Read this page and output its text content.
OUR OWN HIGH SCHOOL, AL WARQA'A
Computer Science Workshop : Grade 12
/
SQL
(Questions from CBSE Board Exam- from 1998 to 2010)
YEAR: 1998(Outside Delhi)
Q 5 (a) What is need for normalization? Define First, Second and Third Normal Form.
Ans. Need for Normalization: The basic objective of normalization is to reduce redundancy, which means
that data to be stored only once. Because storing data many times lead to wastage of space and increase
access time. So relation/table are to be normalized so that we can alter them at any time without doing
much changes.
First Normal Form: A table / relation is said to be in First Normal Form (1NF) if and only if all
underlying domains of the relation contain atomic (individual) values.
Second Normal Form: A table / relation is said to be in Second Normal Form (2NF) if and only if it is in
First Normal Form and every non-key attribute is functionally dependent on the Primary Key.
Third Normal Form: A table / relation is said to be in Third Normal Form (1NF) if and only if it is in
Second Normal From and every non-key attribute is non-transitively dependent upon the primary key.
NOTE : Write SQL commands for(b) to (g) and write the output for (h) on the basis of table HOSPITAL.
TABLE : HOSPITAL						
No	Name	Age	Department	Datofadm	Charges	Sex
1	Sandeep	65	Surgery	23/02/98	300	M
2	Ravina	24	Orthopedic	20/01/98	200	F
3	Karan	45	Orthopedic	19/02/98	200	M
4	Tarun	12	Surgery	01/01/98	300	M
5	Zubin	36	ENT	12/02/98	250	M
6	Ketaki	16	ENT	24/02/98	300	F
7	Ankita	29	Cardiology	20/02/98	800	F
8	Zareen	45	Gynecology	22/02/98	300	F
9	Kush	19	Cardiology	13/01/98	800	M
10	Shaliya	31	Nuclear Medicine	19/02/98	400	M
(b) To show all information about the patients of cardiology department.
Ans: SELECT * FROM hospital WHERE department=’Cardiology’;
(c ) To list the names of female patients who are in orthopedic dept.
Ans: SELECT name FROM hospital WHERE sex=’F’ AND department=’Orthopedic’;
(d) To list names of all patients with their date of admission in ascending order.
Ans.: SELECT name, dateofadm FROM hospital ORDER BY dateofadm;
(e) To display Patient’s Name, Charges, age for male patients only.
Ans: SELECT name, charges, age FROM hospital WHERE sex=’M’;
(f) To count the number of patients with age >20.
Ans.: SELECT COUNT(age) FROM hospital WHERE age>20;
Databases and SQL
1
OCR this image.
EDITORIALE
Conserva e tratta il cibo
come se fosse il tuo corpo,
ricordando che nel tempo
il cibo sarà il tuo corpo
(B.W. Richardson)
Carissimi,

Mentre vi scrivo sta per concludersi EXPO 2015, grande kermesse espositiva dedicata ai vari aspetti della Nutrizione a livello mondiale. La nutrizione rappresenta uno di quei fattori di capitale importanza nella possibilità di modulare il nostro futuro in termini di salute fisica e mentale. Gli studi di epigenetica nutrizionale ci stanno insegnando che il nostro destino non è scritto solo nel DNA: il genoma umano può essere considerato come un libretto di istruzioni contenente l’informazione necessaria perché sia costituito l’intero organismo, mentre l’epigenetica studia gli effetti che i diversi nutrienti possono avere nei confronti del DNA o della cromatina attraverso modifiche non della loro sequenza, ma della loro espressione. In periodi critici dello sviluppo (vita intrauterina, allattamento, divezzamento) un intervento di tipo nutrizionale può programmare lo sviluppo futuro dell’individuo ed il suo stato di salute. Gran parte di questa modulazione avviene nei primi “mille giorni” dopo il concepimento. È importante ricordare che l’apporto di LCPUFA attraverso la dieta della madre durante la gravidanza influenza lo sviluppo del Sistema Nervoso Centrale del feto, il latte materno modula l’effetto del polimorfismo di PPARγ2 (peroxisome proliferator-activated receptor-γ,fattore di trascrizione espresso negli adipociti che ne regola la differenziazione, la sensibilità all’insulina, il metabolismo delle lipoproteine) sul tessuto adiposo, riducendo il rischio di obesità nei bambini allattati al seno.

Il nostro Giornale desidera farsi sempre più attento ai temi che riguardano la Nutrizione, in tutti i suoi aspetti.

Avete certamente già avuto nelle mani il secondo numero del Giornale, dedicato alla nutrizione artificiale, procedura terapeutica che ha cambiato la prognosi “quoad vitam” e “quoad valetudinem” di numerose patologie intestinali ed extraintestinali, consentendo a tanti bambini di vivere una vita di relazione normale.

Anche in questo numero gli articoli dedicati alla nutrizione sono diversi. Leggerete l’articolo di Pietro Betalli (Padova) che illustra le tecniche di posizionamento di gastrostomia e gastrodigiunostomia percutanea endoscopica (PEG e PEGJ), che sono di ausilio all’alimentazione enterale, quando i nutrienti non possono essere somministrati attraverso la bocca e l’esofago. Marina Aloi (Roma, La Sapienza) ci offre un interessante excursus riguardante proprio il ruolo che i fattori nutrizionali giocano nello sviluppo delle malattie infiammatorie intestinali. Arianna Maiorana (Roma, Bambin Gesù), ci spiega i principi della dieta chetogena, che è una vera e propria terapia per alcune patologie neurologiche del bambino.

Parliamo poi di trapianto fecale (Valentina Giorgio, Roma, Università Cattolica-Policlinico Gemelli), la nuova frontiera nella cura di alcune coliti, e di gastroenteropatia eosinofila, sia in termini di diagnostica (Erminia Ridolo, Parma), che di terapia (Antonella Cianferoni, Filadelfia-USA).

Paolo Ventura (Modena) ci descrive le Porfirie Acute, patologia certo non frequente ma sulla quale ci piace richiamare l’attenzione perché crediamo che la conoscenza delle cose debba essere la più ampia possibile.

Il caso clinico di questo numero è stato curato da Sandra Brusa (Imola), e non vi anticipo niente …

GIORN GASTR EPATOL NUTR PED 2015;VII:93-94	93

**To do:** Report each line of the data that includes the string "Giornale".

**Exercise solution:**
Il nostro Giornale desidera farsi sempre più attento ai temi che riguardano la Nutrizione, in tutti i suoi aspetti.
Avete certamente già avuto nelle mani il secondo numero del Giornale, dedicato alla nutrizione artificiale, procedura terapeutica che ha cambiato la prognosi “quoad vitam” e “quoad valetudinem” di numerose patologie intestinali ed extraintestinali, consentendo a tanti bambini di vivere una vita di relazione normale.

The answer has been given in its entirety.